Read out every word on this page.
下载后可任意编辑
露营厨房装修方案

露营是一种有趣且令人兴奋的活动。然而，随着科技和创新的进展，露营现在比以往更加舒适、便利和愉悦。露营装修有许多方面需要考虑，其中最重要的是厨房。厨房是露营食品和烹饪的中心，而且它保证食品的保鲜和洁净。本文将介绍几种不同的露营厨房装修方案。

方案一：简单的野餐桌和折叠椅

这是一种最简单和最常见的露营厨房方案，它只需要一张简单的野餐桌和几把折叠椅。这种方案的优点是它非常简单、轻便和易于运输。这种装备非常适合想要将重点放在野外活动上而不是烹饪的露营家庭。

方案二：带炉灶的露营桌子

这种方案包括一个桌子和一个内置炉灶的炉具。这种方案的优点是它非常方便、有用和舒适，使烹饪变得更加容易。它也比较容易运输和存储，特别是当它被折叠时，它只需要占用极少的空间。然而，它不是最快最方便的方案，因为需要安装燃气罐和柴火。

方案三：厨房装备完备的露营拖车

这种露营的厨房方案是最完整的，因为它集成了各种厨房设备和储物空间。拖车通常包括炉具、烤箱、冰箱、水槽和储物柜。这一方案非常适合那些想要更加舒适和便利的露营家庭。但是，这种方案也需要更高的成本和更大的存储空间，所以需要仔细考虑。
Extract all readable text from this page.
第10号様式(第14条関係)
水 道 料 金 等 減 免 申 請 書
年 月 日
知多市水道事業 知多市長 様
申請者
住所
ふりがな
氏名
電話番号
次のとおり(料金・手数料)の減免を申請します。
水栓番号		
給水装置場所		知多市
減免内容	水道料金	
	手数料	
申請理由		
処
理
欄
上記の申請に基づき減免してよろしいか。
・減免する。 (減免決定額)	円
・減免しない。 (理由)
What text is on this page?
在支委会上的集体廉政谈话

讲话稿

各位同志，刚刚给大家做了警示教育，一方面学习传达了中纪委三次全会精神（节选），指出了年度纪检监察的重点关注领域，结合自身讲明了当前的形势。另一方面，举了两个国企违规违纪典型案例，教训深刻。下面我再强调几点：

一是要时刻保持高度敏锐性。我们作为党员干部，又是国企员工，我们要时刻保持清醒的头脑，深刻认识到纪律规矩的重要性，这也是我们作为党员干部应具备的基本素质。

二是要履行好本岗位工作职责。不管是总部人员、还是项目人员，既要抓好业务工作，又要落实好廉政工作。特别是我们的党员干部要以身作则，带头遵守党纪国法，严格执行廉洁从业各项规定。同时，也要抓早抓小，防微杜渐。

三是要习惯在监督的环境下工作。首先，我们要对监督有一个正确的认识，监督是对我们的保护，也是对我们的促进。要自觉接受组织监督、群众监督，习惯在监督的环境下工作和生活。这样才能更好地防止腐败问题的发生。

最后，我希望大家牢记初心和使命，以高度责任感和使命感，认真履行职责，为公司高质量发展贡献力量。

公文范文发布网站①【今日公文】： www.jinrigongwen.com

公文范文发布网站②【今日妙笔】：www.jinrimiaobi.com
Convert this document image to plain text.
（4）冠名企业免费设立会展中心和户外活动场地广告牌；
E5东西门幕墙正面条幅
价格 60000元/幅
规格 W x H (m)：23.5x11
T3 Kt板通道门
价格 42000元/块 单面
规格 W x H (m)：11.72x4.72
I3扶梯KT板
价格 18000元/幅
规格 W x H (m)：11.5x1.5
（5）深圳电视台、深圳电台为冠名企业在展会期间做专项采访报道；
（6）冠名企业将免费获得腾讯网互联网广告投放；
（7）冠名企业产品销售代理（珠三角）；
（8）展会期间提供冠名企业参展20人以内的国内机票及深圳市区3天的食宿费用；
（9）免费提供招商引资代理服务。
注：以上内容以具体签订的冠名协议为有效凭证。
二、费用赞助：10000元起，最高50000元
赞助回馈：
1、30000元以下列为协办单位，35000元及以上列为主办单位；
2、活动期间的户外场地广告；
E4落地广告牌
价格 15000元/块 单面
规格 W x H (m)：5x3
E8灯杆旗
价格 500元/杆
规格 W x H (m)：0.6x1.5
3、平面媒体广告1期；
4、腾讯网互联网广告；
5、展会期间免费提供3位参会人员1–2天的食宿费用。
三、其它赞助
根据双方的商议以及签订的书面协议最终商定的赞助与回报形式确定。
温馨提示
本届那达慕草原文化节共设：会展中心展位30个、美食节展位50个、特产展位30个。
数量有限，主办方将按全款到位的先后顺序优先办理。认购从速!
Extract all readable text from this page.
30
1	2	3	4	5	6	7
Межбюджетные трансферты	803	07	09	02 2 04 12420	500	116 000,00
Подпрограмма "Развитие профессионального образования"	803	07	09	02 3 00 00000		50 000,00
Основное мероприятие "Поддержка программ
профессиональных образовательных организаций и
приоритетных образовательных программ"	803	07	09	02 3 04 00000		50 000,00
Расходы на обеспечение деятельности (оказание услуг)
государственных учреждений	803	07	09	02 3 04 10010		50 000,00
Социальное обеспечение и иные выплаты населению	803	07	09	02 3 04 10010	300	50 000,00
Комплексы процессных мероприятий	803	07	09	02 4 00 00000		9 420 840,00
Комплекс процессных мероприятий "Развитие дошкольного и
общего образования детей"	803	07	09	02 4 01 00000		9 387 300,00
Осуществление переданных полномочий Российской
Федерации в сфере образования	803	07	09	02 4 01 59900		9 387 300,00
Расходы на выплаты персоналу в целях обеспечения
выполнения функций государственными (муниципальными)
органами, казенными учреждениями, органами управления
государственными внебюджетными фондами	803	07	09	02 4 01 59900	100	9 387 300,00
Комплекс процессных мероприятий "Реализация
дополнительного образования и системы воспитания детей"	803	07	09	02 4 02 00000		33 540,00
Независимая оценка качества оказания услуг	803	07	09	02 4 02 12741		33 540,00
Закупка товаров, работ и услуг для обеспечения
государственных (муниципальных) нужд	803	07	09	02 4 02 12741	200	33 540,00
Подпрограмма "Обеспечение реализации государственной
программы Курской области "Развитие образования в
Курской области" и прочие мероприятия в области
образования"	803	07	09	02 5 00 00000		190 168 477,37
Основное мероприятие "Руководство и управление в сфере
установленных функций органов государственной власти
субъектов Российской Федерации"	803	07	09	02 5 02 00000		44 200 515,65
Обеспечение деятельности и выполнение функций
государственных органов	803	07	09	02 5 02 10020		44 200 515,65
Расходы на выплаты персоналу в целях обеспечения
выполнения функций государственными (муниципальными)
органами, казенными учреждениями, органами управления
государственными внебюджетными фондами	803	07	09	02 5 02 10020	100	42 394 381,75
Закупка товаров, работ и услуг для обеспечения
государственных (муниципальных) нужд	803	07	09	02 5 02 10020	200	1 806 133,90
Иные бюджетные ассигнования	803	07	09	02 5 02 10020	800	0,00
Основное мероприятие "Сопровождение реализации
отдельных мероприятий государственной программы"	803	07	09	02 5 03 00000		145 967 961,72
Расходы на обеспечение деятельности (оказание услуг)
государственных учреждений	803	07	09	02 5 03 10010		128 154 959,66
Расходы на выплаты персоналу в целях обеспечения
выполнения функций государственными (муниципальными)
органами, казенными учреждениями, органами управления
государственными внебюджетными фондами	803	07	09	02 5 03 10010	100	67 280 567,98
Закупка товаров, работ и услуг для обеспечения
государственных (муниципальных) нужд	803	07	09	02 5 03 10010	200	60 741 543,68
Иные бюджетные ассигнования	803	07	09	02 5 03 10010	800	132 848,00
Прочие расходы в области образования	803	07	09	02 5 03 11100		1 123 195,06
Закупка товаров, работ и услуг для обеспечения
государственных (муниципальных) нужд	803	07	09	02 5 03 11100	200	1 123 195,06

OBJECTIVE: For this exercise, gather every line of the data that contains the word "Основное".

TASK ANSWER:
Основное мероприятие "Поддержка программ
Основное мероприятие "Руководство и управление в сфере
Основное мероприятие "Сопровождение реализации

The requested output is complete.